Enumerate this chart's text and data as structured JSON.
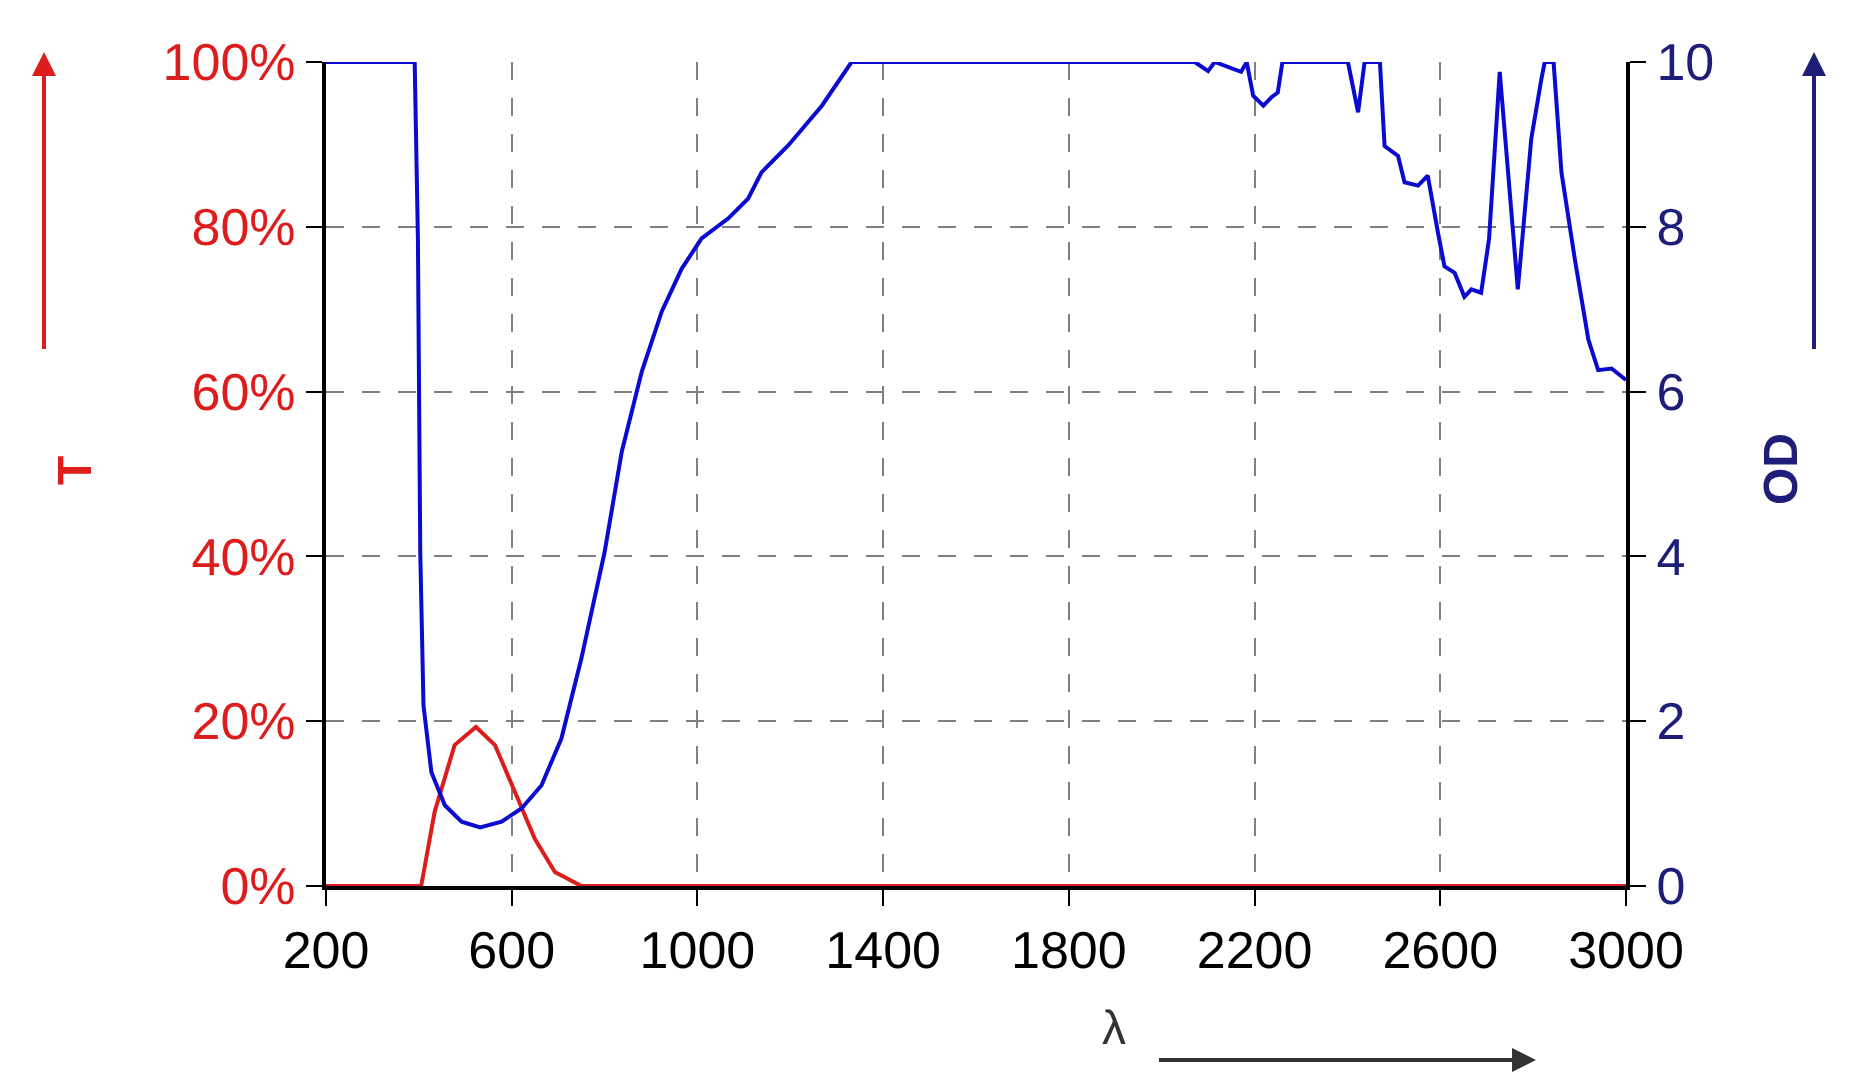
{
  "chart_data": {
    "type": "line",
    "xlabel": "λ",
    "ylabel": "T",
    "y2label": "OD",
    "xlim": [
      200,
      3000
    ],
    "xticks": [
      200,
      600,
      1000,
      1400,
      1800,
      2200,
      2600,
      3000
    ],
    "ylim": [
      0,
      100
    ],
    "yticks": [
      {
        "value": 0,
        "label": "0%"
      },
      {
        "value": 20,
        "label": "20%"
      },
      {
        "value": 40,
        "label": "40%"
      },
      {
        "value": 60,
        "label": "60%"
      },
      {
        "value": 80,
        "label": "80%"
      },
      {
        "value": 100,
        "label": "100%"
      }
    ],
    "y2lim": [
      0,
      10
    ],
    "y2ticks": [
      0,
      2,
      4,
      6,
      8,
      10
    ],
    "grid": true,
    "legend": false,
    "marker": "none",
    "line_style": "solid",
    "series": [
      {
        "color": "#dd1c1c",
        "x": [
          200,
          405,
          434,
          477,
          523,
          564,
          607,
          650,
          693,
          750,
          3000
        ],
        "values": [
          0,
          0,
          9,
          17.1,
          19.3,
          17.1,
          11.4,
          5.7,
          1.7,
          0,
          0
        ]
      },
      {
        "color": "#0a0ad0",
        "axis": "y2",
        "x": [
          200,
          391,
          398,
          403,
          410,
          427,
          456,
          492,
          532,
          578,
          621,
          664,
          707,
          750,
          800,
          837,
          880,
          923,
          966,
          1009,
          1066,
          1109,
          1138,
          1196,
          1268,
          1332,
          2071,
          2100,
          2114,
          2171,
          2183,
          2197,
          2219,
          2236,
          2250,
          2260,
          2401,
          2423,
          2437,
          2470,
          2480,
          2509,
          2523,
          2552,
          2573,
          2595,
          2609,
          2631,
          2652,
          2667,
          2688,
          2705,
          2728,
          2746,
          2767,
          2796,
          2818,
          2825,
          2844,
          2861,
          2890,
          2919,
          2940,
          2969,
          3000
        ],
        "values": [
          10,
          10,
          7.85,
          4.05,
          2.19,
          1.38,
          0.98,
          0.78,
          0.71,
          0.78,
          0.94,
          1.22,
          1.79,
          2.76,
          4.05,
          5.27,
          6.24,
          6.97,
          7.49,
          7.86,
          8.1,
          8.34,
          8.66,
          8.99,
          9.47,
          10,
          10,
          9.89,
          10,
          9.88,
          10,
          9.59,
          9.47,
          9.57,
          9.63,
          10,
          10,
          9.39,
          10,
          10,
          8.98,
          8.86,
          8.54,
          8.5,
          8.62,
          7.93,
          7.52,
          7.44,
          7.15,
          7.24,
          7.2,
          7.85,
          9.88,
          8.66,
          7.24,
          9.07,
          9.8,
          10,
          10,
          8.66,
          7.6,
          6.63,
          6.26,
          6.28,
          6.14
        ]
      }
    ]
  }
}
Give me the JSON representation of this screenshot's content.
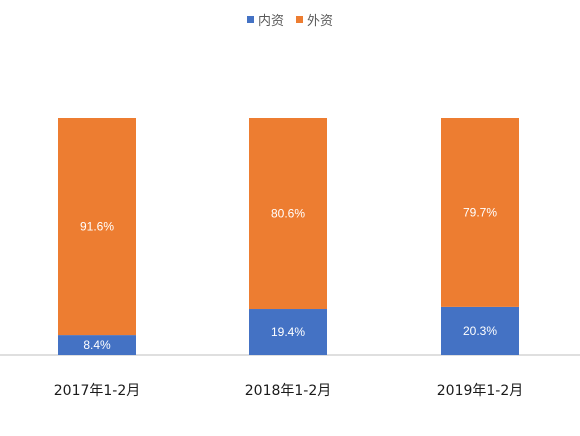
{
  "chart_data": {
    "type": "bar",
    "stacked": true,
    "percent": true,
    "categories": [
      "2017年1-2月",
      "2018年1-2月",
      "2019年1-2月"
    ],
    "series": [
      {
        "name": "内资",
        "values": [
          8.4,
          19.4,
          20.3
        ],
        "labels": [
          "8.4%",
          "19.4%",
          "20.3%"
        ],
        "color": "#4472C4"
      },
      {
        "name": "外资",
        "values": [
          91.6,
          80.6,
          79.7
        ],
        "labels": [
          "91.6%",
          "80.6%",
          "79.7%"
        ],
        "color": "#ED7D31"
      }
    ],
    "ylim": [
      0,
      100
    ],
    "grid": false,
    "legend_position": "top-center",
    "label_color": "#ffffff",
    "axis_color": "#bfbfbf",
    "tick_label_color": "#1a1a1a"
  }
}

§ WHAT IS EXPECTED:
Your task is to set down exactly the lines that run from the line holding "Give me the" through the close of the entries, including both ends. Pictures stay out.

§ FINISHED EXERCISE:
Give me the JSON representation of this screenshot's content.
{
  "chart_data": {
    "type": "bar",
    "stacked": true,
    "percent": true,
    "categories": [
      "2017年1-2月",
      "2018年1-2月",
      "2019年1-2月"
    ],
    "series": [
      {
        "name": "内资",
        "values": [
          8.4,
          19.4,
          20.3
        ],
        "labels": [
          "8.4%",
          "19.4%",
          "20.3%"
        ],
        "color": "#4472C4"
      },
      {
        "name": "外资",
        "values": [
          91.6,
          80.6,
          79.7
        ],
        "labels": [
          "91.6%",
          "80.6%",
          "79.7%"
        ],
        "color": "#ED7D31"
      }
    ],
    "ylim": [
      0,
      100
    ],
    "grid": false,
    "legend_position": "top-center",
    "label_color": "#ffffff",
    "axis_color": "#bfbfbf",
    "tick_label_color": "#1a1a1a"
  }
}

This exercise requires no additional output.